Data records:
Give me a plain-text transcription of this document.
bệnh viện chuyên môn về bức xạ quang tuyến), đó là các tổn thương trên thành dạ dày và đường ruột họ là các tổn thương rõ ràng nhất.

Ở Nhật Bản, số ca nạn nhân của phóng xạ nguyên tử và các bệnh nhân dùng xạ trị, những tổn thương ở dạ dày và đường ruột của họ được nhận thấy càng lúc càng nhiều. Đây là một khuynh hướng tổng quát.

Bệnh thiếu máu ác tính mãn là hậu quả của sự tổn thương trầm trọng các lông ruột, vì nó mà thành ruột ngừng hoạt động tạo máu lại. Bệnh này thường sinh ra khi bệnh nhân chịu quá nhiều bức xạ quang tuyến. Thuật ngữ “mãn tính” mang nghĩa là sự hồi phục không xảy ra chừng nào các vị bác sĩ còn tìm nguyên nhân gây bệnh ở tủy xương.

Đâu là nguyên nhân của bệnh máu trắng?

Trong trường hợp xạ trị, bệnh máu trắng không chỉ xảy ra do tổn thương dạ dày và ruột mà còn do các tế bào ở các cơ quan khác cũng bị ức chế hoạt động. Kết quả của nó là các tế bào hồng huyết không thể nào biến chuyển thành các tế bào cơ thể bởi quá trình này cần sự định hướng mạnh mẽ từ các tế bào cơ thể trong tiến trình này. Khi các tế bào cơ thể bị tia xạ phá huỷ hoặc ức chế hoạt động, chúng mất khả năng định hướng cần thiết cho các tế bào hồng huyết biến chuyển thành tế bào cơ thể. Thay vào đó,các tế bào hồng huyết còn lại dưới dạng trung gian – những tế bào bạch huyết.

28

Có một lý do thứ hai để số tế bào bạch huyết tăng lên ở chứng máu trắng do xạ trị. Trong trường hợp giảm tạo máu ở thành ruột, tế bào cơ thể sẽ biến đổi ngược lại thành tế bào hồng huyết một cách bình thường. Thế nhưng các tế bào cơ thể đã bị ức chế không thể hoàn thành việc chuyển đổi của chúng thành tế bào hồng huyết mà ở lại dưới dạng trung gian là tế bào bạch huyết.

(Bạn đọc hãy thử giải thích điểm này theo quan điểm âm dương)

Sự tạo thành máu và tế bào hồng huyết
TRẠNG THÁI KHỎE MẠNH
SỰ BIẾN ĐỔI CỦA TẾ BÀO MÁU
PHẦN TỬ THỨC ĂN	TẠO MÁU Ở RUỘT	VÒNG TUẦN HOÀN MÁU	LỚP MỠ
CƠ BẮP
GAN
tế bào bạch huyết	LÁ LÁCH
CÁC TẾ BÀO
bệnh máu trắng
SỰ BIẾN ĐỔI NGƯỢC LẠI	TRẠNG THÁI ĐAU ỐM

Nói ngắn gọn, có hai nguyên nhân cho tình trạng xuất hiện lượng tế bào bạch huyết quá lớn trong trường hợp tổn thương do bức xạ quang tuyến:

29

• _Written exercise_: Return every line containing "đường".

• _Output of the task_:
bệnh viện chuyên môn về bức xạ quang tuyến), đó là các tổn thương trên thành dạ dày và đường ruột họ là các tổn thương rõ ràng nhất.
Ở Nhật Bản, số ca nạn nhân của phóng xạ nguyên tử và các bệnh nhân dùng xạ trị, những tổn thương ở dạ dày và đường ruột của họ được nhận thấy càng lúc càng nhiều. Đây là một khuynh hướng tổng quát.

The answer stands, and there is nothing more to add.